**Recorded information**
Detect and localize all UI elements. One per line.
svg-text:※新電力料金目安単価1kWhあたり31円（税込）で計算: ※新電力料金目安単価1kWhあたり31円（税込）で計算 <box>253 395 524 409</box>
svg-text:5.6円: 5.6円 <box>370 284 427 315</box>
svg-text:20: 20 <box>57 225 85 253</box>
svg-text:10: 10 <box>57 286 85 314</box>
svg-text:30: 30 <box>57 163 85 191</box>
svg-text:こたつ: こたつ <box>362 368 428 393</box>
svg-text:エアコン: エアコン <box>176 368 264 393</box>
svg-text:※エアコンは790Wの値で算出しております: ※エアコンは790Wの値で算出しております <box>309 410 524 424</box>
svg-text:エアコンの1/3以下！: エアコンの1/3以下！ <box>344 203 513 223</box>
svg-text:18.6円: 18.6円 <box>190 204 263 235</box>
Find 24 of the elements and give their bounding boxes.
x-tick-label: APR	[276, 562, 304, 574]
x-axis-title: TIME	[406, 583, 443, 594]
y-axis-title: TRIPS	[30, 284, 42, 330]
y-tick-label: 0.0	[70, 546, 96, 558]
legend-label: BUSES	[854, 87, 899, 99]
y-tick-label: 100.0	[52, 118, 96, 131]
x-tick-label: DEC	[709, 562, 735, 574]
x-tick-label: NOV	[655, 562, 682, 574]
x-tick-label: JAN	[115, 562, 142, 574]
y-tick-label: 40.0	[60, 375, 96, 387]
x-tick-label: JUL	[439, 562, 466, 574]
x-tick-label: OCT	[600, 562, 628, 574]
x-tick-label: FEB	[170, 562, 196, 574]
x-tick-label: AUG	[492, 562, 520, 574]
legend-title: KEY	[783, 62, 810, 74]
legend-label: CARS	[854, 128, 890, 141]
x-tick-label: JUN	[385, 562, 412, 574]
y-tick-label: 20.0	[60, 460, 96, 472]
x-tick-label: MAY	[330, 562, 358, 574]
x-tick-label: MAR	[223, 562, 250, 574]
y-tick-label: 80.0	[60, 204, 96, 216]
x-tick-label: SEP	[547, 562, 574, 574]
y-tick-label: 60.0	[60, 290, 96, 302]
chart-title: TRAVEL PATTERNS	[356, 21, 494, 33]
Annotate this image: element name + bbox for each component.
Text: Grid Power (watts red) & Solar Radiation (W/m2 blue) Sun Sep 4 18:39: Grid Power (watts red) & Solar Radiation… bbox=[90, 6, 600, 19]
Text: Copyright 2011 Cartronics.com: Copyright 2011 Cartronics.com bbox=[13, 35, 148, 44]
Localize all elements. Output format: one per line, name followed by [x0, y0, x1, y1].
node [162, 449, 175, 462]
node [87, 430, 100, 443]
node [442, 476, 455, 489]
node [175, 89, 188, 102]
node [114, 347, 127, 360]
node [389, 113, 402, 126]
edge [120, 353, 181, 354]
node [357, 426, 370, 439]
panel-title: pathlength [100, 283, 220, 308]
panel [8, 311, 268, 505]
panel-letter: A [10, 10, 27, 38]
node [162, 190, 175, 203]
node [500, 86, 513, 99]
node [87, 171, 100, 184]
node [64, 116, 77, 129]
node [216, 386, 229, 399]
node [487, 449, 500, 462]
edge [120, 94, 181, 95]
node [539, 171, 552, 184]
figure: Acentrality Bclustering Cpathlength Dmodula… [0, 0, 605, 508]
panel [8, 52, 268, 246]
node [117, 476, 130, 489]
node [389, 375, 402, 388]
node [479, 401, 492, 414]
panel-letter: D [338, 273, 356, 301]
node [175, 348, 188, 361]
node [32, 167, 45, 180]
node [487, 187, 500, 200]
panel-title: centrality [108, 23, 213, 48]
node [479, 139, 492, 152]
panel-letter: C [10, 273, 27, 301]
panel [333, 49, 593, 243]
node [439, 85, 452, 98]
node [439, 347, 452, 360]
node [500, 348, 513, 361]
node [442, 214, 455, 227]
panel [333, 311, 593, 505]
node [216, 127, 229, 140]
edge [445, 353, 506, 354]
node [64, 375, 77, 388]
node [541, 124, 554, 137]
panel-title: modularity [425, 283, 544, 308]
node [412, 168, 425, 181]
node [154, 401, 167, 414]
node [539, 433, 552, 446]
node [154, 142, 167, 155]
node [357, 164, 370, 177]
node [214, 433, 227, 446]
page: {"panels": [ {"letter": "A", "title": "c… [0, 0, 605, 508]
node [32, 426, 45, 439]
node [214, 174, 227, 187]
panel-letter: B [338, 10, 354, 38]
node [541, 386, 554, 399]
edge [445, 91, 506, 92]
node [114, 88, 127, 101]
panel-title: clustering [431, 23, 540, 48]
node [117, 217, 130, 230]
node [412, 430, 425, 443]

**Given problem**
Can you put the lines of the records into a numbered list, beginning with the very first line and stopping after the line that contains "svg-text:18.6円: 18.6円 <box>190", with both of those lines included and any blank lines dropped?

**Answer to the task**
1. Detect and localize all UI elements. One per line.
2. svg-text:※新電力料金目安単価1kWhあたり31円（税込）で計算: ※新電力料金目安単価1kWhあたり31円（税込）で計算 <box>253 395 524 409</box>
3. svg-text:5.6円: 5.6円 <box>370 284 427 315</box>
4. svg-text:20: 20 <box>57 225 85 253</box>
5. svg-text:10: 10 <box>57 286 85 314</box>
6. svg-text:30: 30 <box>57 163 85 191</box>
7. svg-text:こたつ: こたつ <box>362 368 428 393</box>
8. svg-text:エアコン: エアコン <box>176 368 264 393</box>
9. svg-text:※エアコンは790Wの値で算出しております: ※エアコンは790Wの値で算出しております <box>309 410 524 424</box>
10. svg-text:エアコンの1/3以下！: エアコンの1/3以下！ <box>344 203 513 223</box>
11. svg-text:18.6円: 18.6円 <box>190 204 263 235</box>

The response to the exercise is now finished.